++++ Excerpted data ++++

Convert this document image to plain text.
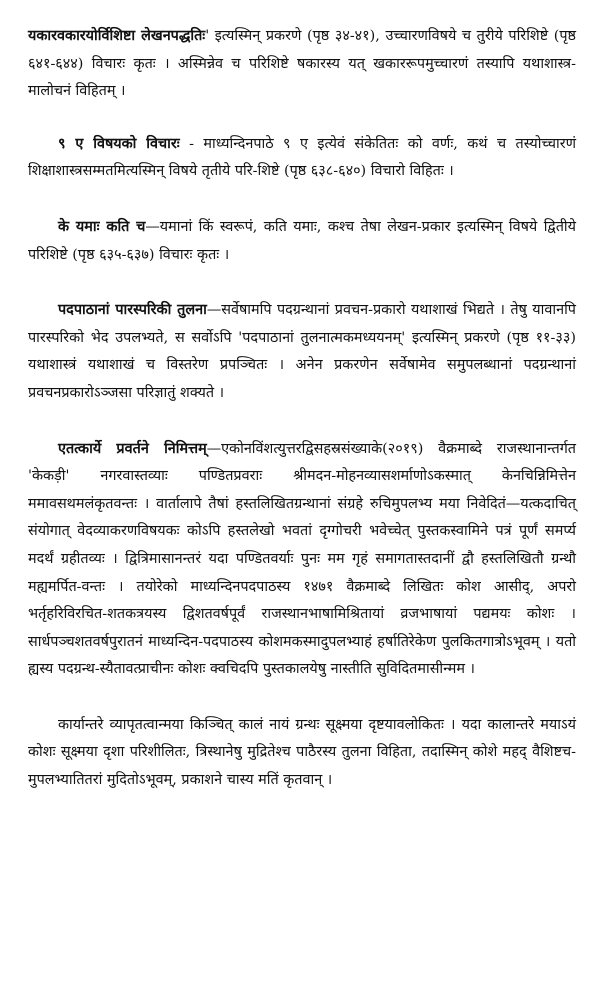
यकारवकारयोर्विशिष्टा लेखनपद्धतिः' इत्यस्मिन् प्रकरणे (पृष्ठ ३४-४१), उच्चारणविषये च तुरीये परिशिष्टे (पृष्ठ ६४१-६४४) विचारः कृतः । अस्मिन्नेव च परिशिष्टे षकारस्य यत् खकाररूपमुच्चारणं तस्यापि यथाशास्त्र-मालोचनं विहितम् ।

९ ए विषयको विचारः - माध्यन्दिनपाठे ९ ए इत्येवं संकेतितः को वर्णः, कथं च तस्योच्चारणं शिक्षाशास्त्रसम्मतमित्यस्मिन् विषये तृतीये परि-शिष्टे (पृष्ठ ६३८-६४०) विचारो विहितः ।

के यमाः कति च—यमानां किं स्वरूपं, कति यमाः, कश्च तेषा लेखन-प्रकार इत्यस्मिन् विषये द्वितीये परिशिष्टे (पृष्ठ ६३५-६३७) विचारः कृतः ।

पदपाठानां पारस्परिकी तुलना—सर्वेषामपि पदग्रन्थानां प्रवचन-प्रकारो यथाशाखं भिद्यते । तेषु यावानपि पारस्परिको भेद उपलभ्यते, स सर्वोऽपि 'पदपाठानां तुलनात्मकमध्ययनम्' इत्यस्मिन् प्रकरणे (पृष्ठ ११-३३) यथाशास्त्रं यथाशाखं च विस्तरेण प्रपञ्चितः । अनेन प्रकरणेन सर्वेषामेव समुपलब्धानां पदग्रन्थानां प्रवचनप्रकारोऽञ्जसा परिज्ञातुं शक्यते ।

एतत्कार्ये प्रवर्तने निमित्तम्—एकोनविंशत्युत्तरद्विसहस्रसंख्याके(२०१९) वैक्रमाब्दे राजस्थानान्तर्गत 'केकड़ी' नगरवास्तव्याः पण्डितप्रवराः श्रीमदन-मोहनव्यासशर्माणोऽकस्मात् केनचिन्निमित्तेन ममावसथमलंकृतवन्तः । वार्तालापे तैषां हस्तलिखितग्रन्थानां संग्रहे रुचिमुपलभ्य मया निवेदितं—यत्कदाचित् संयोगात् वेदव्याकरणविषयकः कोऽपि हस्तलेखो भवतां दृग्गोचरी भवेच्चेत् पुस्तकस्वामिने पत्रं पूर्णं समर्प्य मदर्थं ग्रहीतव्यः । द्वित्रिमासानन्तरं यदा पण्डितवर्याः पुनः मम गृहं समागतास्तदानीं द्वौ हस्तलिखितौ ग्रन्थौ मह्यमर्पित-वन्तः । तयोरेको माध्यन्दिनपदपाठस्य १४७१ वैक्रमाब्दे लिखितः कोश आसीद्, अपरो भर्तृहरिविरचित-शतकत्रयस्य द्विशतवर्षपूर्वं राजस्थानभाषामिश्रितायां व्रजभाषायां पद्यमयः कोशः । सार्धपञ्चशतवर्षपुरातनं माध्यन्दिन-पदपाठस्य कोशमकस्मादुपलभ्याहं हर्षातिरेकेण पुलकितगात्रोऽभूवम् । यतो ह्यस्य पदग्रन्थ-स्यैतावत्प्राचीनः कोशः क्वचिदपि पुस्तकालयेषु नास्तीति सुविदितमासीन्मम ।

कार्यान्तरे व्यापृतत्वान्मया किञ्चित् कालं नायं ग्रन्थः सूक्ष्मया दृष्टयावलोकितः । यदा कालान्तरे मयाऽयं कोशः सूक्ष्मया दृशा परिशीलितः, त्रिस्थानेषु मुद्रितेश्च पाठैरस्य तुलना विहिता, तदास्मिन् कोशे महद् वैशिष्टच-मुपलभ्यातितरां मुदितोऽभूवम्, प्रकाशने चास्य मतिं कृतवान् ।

++++
++++ Excerpted data ++++

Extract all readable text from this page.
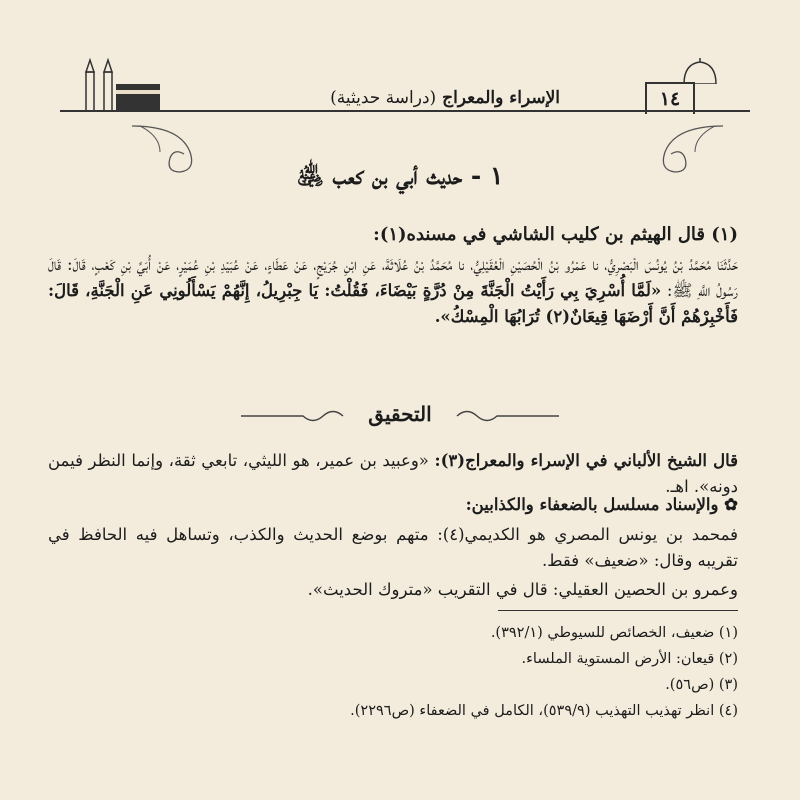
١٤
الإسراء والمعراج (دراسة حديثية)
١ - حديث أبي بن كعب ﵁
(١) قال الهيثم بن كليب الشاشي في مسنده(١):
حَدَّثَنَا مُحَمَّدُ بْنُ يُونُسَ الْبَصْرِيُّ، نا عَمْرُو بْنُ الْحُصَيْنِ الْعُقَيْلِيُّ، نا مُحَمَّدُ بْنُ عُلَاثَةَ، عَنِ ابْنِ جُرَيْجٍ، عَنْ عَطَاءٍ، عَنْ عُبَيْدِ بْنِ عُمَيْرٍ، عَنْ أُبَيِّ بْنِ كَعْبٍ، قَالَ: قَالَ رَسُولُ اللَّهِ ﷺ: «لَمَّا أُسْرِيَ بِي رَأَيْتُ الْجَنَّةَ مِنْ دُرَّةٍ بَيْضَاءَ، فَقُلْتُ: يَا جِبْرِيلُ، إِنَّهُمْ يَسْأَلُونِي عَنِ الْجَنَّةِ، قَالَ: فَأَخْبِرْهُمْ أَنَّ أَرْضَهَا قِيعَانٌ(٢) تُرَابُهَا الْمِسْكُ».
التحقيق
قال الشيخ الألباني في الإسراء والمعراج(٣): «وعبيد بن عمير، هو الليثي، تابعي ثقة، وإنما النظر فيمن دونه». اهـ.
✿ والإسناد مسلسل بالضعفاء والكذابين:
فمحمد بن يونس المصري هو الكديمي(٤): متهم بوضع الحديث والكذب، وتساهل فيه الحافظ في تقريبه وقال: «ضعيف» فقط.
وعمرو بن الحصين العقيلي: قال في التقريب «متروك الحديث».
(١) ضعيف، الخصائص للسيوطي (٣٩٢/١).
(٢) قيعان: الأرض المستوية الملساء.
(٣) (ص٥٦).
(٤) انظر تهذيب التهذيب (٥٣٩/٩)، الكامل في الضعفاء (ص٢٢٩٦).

++++

Required task: Search the data for "text". Copy every line that has it.

Complete answer:
Convert this document image to plain text.
Extract all readable text from this page.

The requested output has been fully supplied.